## Stated goal
Write out the data below in full. Keep it exact.

## Data provided

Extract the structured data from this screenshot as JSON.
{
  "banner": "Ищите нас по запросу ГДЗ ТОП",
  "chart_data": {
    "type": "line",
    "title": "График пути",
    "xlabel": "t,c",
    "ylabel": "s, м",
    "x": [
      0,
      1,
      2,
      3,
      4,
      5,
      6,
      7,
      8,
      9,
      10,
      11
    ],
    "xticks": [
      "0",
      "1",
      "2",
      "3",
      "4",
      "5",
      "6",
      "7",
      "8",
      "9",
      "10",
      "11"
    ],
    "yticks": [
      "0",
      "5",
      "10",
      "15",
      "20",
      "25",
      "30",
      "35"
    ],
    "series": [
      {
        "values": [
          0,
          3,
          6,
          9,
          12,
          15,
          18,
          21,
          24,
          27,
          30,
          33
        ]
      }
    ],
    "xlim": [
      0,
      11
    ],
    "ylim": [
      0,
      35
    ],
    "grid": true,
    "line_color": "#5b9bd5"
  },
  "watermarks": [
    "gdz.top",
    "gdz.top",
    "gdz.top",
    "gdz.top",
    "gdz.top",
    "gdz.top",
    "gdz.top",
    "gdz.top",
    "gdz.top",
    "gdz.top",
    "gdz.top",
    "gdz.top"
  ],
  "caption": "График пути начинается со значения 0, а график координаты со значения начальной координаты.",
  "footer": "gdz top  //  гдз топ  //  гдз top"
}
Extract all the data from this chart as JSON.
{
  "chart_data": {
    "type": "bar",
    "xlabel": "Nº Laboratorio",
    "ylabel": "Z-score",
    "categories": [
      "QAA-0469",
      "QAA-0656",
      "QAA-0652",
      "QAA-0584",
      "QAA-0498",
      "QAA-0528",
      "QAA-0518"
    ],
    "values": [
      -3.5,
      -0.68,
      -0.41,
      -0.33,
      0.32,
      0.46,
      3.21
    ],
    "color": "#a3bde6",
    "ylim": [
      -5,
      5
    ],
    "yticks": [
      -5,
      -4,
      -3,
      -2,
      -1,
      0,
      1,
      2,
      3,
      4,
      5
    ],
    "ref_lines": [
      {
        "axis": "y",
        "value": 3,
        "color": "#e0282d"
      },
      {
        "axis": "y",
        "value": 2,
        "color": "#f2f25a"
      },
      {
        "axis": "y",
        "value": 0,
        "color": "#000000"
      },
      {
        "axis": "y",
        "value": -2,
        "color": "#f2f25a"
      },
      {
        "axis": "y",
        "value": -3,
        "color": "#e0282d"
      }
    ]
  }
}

## Problem solution
Extract the structured data from this screenshot as JSON.
{
  "banner": "Ищите нас по запросу ГДЗ ТОП",
  "chart_data": {
    "type": "line",
    "title": "График пути",
    "xlabel": "t,c",
    "ylabel": "s, м",
    "x": [
      0,
      1,
      2,
      3,
      4,
      5,
      6,
      7,
      8,
      9,
      10,
      11
    ],
    "xticks": [
      "0",
      "1",
      "2",
      "3",
      "4",
      "5",
      "6",
      "7",
      "8",
      "9",
      "10",
      "11"
    ],
    "yticks": [
      "0",
      "5",
      "10",
      "15",
      "20",
      "25",
      "30",
      "35"
    ],
    "series": [
      {
        "values": [
          0,
          3,
          6,
          9,
          12,
          15,
          18,
          21,
          24,
          27,
          30,
          33
        ]
      }
    ],
    "xlim": [
      0,
      11
    ],
    "ylim": [
      0,
      35
    ],
    "grid": true,
    "line_color": "#5b9bd5"
  },
  "watermarks": [
    "gdz.top",
    "gdz.top",
    "gdz.top",
    "gdz.top",
    "gdz.top",
    "gdz.top",
    "gdz.top",
    "gdz.top",
    "gdz.top",
    "gdz.top",
    "gdz.top",
    "gdz.top"
  ],
  "caption": "График пути начинается со значения 0, а график координаты со значения начальной координаты.",
  "footer": "gdz top  //  гдз топ  //  гдз top"
}
Extract all the data from this chart as JSON.
{
  "chart_data": {
    "type": "bar",
    "xlabel": "Nº Laboratorio",
    "ylabel": "Z-score",
    "categories": [
      "QAA-0469",
      "QAA-0656",
      "QAA-0652",
      "QAA-0584",
      "QAA-0498",
      "QAA-0528",
      "QAA-0518"
    ],
    "values": [
      -3.5,
      -0.68,
      -0.41,
      -0.33,
      0.32,
      0.46,
      3.21
    ],
    "color": "#a3bde6",
    "ylim": [
      -5,
      5
    ],
    "yticks": [
      -5,
      -4,
      -3,
      -2,
      -1,
      0,
      1,
      2,
      3,
      4,
      5
    ],
    "ref_lines": [
      {
        "axis": "y",
        "value": 3,
        "color": "#e0282d"
      },
      {
        "axis": "y",
        "value": 2,
        "color": "#f2f25a"
      },
      {
        "axis": "y",
        "value": 0,
        "color": "#000000"
      },
      {
        "axis": "y",
        "value": -2,
        "color": "#f2f25a"
      },
      {
        "axis": "y",
        "value": -3,
        "color": "#e0282d"
      }
    ]
  }
}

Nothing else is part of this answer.